Determine how many lines of the entries contain "Publicznego". Reply with that number alone.

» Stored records

>>>>>

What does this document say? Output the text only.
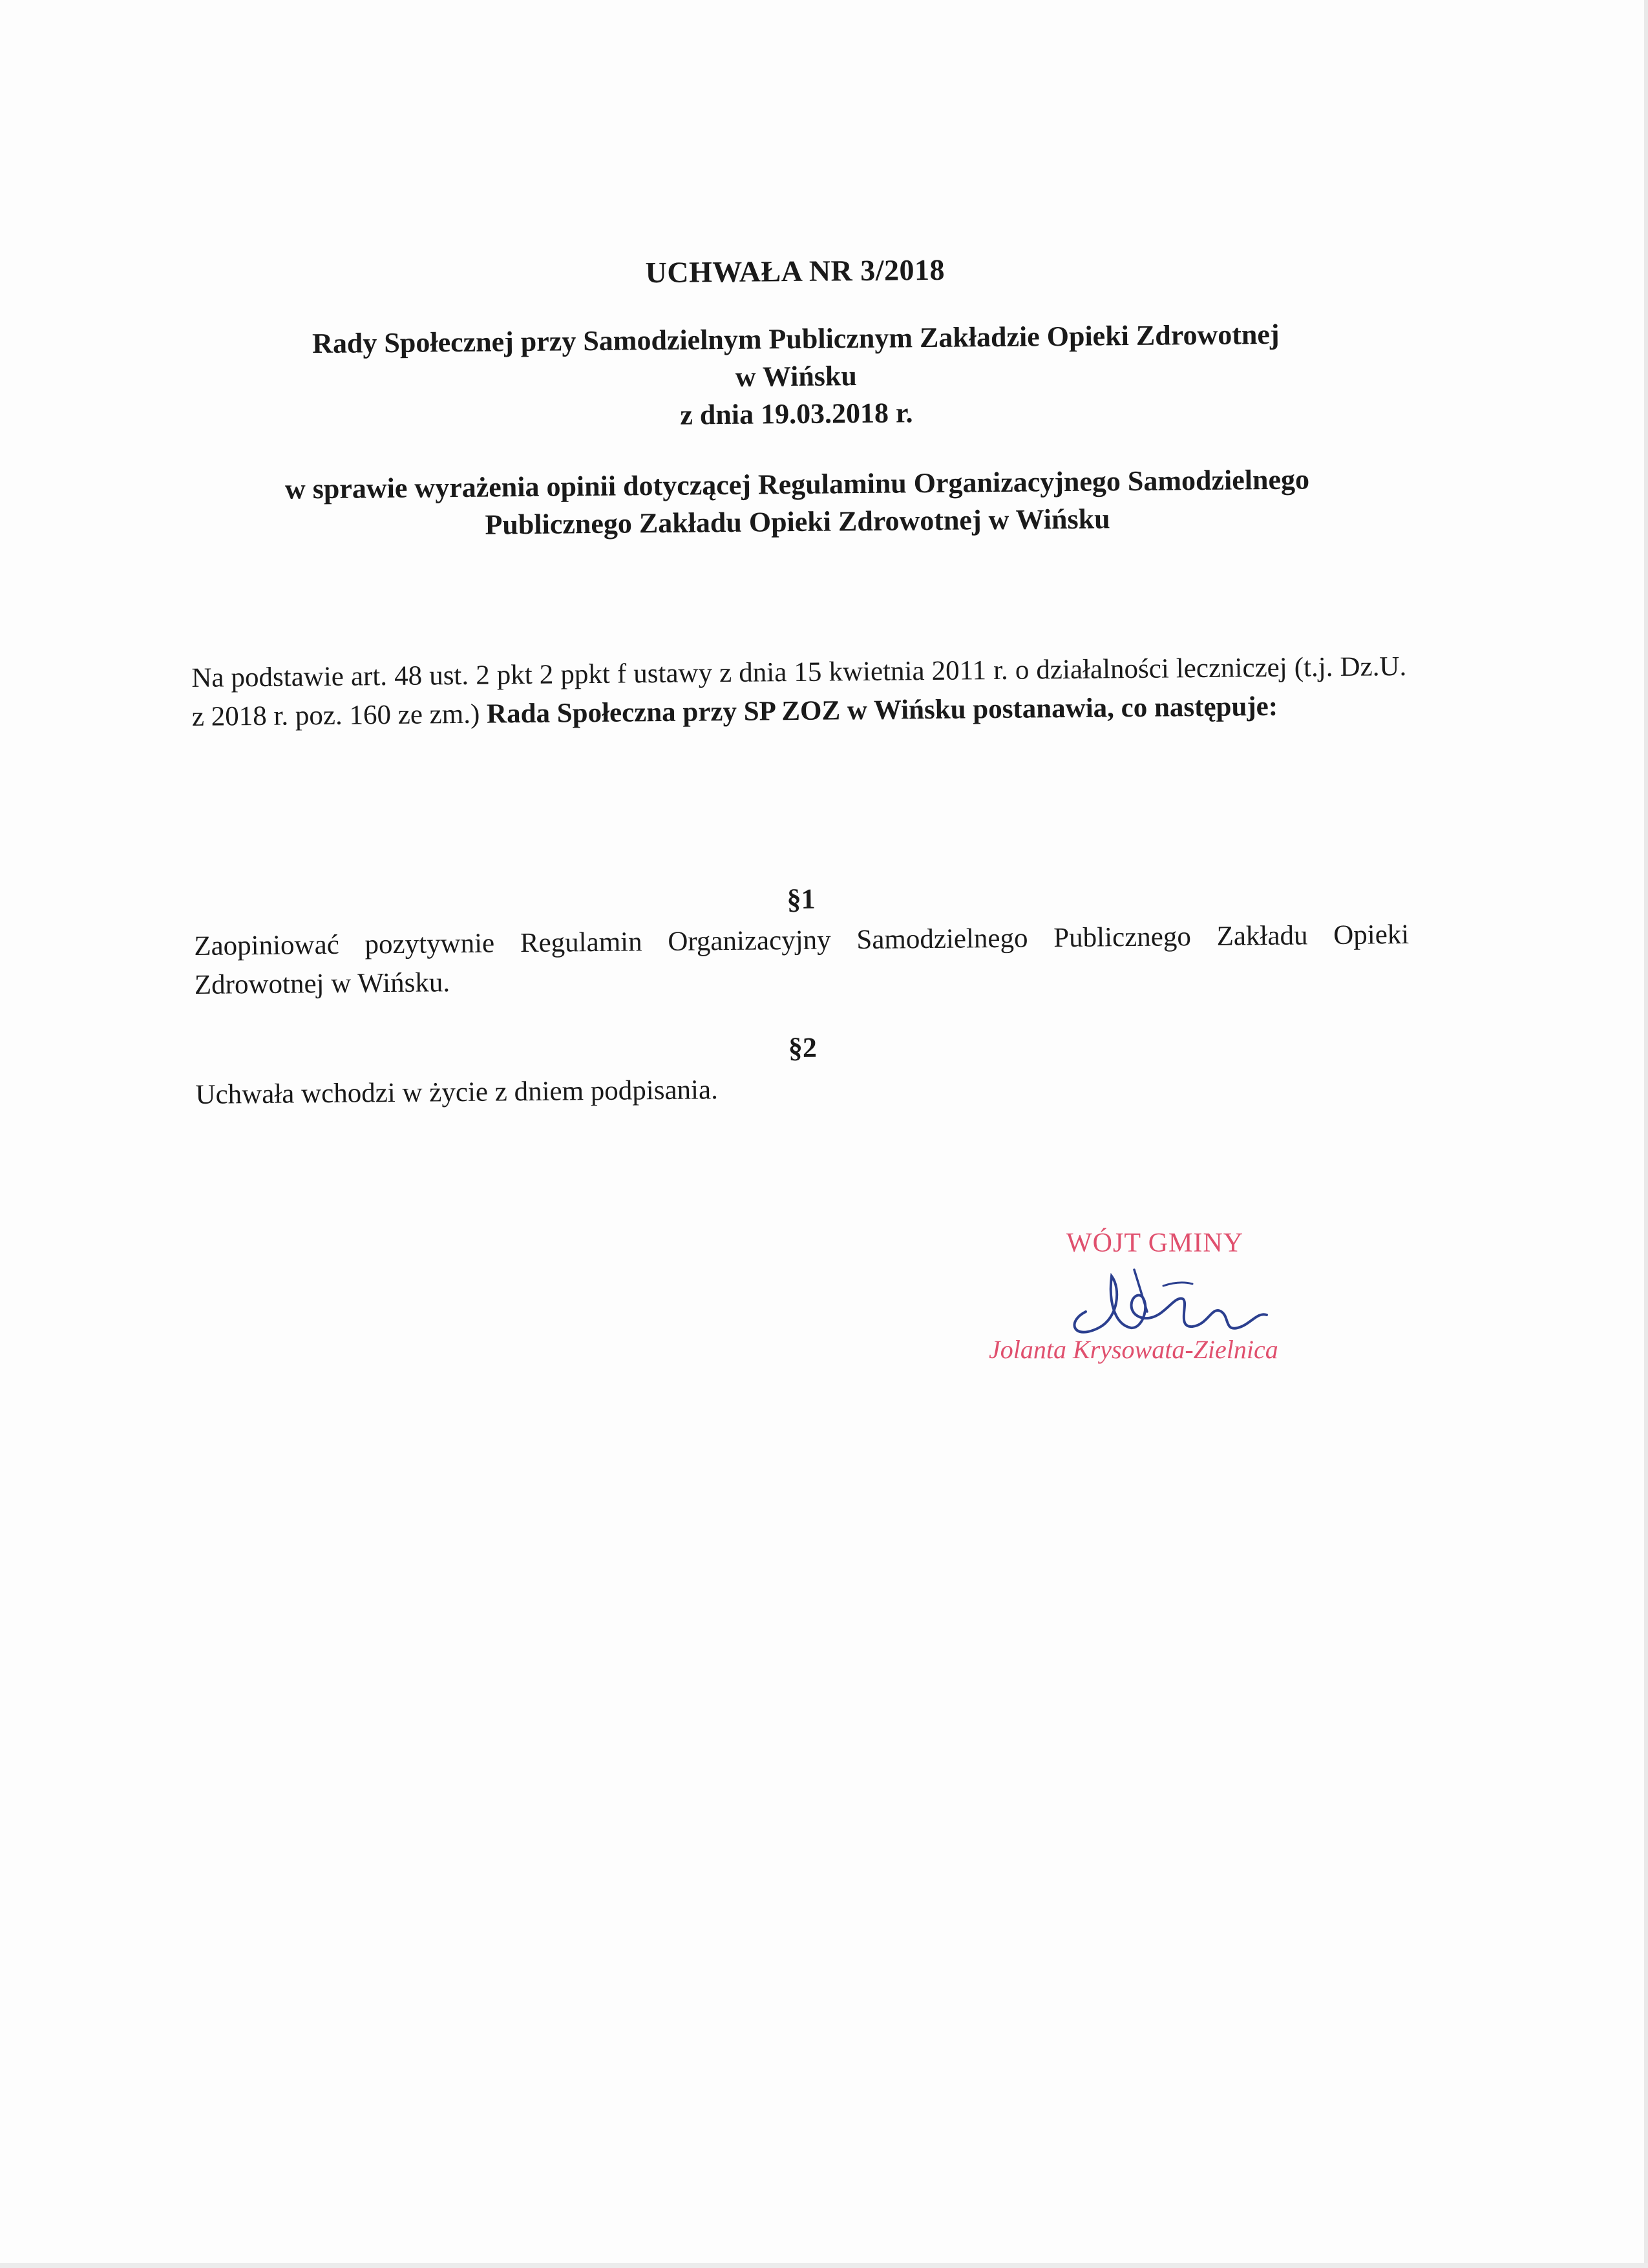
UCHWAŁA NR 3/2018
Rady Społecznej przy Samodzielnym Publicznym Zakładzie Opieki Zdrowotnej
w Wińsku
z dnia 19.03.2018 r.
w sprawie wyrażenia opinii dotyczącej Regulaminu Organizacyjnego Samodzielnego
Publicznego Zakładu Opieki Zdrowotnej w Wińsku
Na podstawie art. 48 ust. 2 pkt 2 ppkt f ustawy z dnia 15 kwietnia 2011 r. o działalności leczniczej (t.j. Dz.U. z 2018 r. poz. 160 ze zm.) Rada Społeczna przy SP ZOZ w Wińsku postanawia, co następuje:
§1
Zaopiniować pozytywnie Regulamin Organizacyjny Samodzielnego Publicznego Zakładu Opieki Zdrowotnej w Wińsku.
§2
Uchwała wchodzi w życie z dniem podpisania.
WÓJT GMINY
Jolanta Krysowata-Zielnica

<<<<<

» Task result
2